- **Data entries**
###

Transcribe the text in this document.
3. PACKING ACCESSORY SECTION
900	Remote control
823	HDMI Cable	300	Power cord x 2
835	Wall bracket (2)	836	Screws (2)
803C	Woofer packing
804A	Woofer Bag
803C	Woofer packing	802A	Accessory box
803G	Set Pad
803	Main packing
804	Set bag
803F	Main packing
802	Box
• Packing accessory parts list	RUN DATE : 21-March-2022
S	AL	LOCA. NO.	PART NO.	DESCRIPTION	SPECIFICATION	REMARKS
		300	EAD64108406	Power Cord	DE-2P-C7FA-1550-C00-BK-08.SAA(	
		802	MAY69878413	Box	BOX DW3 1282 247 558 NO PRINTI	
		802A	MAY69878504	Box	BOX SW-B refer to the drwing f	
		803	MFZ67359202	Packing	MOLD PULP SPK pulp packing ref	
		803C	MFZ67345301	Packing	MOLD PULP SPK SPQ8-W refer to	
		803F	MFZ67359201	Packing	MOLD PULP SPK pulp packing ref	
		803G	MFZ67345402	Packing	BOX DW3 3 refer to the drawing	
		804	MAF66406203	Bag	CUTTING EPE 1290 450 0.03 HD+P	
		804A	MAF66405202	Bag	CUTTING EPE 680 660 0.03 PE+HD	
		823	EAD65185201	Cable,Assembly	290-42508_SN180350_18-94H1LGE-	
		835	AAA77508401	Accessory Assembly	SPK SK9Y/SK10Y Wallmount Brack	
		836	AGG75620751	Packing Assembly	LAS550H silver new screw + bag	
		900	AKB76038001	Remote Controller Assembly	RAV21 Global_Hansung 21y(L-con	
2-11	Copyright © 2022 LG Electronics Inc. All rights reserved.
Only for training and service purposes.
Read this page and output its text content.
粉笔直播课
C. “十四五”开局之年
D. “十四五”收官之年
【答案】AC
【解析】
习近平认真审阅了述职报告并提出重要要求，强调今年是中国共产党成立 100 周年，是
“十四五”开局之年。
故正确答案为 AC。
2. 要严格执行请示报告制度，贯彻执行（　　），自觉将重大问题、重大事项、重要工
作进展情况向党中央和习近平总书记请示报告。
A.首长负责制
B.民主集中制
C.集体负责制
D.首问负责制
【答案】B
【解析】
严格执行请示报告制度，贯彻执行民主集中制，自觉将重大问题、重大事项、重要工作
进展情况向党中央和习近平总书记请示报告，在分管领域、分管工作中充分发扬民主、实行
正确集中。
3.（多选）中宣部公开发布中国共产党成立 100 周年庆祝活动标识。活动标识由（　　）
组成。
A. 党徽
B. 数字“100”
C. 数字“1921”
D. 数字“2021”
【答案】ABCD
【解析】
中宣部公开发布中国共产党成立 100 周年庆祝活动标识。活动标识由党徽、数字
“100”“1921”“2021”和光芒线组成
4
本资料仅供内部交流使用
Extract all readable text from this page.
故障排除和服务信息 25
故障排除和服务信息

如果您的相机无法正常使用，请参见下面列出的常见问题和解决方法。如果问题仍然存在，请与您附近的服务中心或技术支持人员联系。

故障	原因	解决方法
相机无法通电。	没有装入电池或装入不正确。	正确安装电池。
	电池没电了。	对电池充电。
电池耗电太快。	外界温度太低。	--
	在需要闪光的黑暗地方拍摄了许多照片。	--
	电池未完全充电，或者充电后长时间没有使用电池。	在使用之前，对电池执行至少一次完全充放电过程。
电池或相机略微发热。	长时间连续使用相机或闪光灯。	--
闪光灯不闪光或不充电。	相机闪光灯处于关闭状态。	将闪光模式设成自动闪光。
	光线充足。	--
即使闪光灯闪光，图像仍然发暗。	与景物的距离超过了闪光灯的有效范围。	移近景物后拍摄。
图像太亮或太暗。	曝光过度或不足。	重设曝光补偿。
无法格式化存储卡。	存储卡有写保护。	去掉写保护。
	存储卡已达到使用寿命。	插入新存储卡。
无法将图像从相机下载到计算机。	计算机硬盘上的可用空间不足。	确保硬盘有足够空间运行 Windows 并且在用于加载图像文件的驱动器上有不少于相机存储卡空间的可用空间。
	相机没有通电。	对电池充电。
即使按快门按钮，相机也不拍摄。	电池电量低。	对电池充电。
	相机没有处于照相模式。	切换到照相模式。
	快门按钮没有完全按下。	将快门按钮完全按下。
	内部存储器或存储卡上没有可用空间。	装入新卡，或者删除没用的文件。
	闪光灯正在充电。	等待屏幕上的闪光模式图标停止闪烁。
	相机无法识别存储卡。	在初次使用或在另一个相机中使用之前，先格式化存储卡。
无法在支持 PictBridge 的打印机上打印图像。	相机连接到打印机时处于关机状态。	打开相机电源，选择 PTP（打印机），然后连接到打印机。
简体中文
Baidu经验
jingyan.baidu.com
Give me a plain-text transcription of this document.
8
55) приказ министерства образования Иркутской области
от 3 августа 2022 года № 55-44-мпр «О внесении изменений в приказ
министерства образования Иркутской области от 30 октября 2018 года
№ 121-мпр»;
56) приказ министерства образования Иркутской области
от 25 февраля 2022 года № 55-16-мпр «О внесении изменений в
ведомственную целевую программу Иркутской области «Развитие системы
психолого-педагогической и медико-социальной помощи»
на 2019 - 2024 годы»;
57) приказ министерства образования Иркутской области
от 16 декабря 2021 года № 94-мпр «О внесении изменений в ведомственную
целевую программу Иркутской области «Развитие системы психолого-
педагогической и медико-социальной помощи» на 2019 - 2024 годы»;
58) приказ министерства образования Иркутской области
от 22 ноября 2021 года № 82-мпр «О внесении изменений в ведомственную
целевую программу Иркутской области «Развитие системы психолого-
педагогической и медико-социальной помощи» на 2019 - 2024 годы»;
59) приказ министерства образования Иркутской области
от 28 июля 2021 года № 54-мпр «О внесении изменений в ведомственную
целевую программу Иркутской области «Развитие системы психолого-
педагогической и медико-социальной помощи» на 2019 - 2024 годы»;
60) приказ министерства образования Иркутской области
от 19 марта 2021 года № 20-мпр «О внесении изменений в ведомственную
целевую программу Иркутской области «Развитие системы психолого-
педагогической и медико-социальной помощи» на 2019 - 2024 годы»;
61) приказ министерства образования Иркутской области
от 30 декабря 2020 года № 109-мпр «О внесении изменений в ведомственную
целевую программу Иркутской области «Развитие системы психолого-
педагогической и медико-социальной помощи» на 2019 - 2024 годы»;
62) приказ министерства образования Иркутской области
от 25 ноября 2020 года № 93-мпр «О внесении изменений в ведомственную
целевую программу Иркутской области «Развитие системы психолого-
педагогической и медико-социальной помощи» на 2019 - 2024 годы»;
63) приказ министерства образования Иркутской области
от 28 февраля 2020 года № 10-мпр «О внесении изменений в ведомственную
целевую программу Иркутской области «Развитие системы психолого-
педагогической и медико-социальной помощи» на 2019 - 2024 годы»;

###

- **Objective**
Output the listing above word for word.

- **Written response**
Transcribe the text in this document.
3. PACKING ACCESSORY SECTION
900	Remote control
823	HDMI Cable	300	Power cord x 2
835	Wall bracket (2)	836	Screws (2)
803C	Woofer packing
804A	Woofer Bag
803C	Woofer packing	802A	Accessory box
803G	Set Pad
803	Main packing
804	Set bag
803F	Main packing
802	Box
• Packing accessory parts list	RUN DATE : 21-March-2022
S	AL	LOCA. NO.	PART NO.	DESCRIPTION	SPECIFICATION	REMARKS
		300	EAD64108406	Power Cord	DE-2P-C7FA-1550-C00-BK-08.SAA(	
		802	MAY69878413	Box	BOX DW3 1282 247 558 NO PRINTI	
		802A	MAY69878504	Box	BOX SW-B refer to the drwing f	
		803	MFZ67359202	Packing	MOLD PULP SPK pulp packing ref	
		803C	MFZ67345301	Packing	MOLD PULP SPK SPQ8-W refer to	
		803F	MFZ67359201	Packing	MOLD PULP SPK pulp packing ref	
		803G	MFZ67345402	Packing	BOX DW3 3 refer to the drawing	
		804	MAF66406203	Bag	CUTTING EPE 1290 450 0.03 HD+P	
		804A	MAF66405202	Bag	CUTTING EPE 680 660 0.03 PE+HD	
		823	EAD65185201	Cable,Assembly	290-42508_SN180350_18-94H1LGE-	
		835	AAA77508401	Accessory Assembly	SPK SK9Y/SK10Y Wallmount Brack	
		836	AGG75620751	Packing Assembly	LAS550H silver new screw + bag	
		900	AKB76038001	Remote Controller Assembly	RAV21 Global_Hansung 21y(L-con	
2-11	Copyright © 2022 LG Electronics Inc. All rights reserved.
Only for training and service purposes.
Read this page and output its text content.
粉笔直播课
C. “十四五”开局之年
D. “十四五”收官之年
【答案】AC
【解析】
习近平认真审阅了述职报告并提出重要要求，强调今年是中国共产党成立 100 周年，是
“十四五”开局之年。
故正确答案为 AC。
2. 要严格执行请示报告制度，贯彻执行（　　），自觉将重大问题、重大事项、重要工
作进展情况向党中央和习近平总书记请示报告。
A.首长负责制
B.民主集中制
C.集体负责制
D.首问负责制
【答案】B
【解析】
严格执行请示报告制度，贯彻执行民主集中制，自觉将重大问题、重大事项、重要工作
进展情况向党中央和习近平总书记请示报告，在分管领域、分管工作中充分发扬民主、实行
正确集中。
3.（多选）中宣部公开发布中国共产党成立 100 周年庆祝活动标识。活动标识由（　　）
组成。
A. 党徽
B. 数字“100”
C. 数字“1921”
D. 数字“2021”
【答案】ABCD
【解析】
中宣部公开发布中国共产党成立 100 周年庆祝活动标识。活动标识由党徽、数字
“100”“1921”“2021”和光芒线组成
4
本资料仅供内部交流使用
Extract all readable text from this page.
故障排除和服务信息 25
故障排除和服务信息

如果您的相机无法正常使用，请参见下面列出的常见问题和解决方法。如果问题仍然存在，请与您附近的服务中心或技术支持人员联系。

故障	原因	解决方法
相机无法通电。	没有装入电池或装入不正确。	正确安装电池。
	电池没电了。	对电池充电。
电池耗电太快。	外界温度太低。	--
	在需要闪光的黑暗地方拍摄了许多照片。	--
	电池未完全充电，或者充电后长时间没有使用电池。	在使用之前，对电池执行至少一次完全充放电过程。
电池或相机略微发热。	长时间连续使用相机或闪光灯。	--
闪光灯不闪光或不充电。	相机闪光灯处于关闭状态。	将闪光模式设成自动闪光。
	光线充足。	--
即使闪光灯闪光，图像仍然发暗。	与景物的距离超过了闪光灯的有效范围。	移近景物后拍摄。
图像太亮或太暗。	曝光过度或不足。	重设曝光补偿。
无法格式化存储卡。	存储卡有写保护。	去掉写保护。
	存储卡已达到使用寿命。	插入新存储卡。
无法将图像从相机下载到计算机。	计算机硬盘上的可用空间不足。	确保硬盘有足够空间运行 Windows 并且在用于加载图像文件的驱动器上有不少于相机存储卡空间的可用空间。
	相机没有通电。	对电池充电。
即使按快门按钮，相机也不拍摄。	电池电量低。	对电池充电。
	相机没有处于照相模式。	切换到照相模式。
	快门按钮没有完全按下。	将快门按钮完全按下。
	内部存储器或存储卡上没有可用空间。	装入新卡，或者删除没用的文件。
	闪光灯正在充电。	等待屏幕上的闪光模式图标停止闪烁。
	相机无法识别存储卡。	在初次使用或在另一个相机中使用之前，先格式化存储卡。
无法在支持 PictBridge 的打印机上打印图像。	相机连接到打印机时处于关机状态。	打开相机电源，选择 PTP（打印机），然后连接到打印机。
简体中文
Baidu经验
jingyan.baidu.com
Give me a plain-text transcription of this document.
8
55) приказ министерства образования Иркутской области
от 3 августа 2022 года № 55-44-мпр «О внесении изменений в приказ
министерства образования Иркутской области от 30 октября 2018 года
№ 121-мпр»;
56) приказ министерства образования Иркутской области
от 25 февраля 2022 года № 55-16-мпр «О внесении изменений в
ведомственную целевую программу Иркутской области «Развитие системы
психолого-педагогической и медико-социальной помощи»
на 2019 - 2024 годы»;
57) приказ министерства образования Иркутской области
от 16 декабря 2021 года № 94-мпр «О внесении изменений в ведомственную
целевую программу Иркутской области «Развитие системы психолого-
педагогической и медико-социальной помощи» на 2019 - 2024 годы»;
58) приказ министерства образования Иркутской области
от 22 ноября 2021 года № 82-мпр «О внесении изменений в ведомственную
целевую программу Иркутской области «Развитие системы психолого-
педагогической и медико-социальной помощи» на 2019 - 2024 годы»;
59) приказ министерства образования Иркутской области
от 28 июля 2021 года № 54-мпр «О внесении изменений в ведомственную
целевую программу Иркутской области «Развитие системы психолого-
педагогической и медико-социальной помощи» на 2019 - 2024 годы»;
60) приказ министерства образования Иркутской области
от 19 марта 2021 года № 20-мпр «О внесении изменений в ведомственную
целевую программу Иркутской области «Развитие системы психолого-
педагогической и медико-социальной помощи» на 2019 - 2024 годы»;
61) приказ министерства образования Иркутской области
от 30 декабря 2020 года № 109-мпр «О внесении изменений в ведомственную
целевую программу Иркутской области «Развитие системы психолого-
педагогической и медико-социальной помощи» на 2019 - 2024 годы»;
62) приказ министерства образования Иркутской области
от 25 ноября 2020 года № 93-мпр «О внесении изменений в ведомственную
целевую программу Иркутской области «Развитие системы психолого-
педагогической и медико-социальной помощи» на 2019 - 2024 годы»;
63) приказ министерства образования Иркутской области
от 28 февраля 2020 года № 10-мпр «О внесении изменений в ведомственную
целевую программу Иркутской области «Развитие системы психолого-
педагогической и медико-социальной помощи» на 2019 - 2024 годы»;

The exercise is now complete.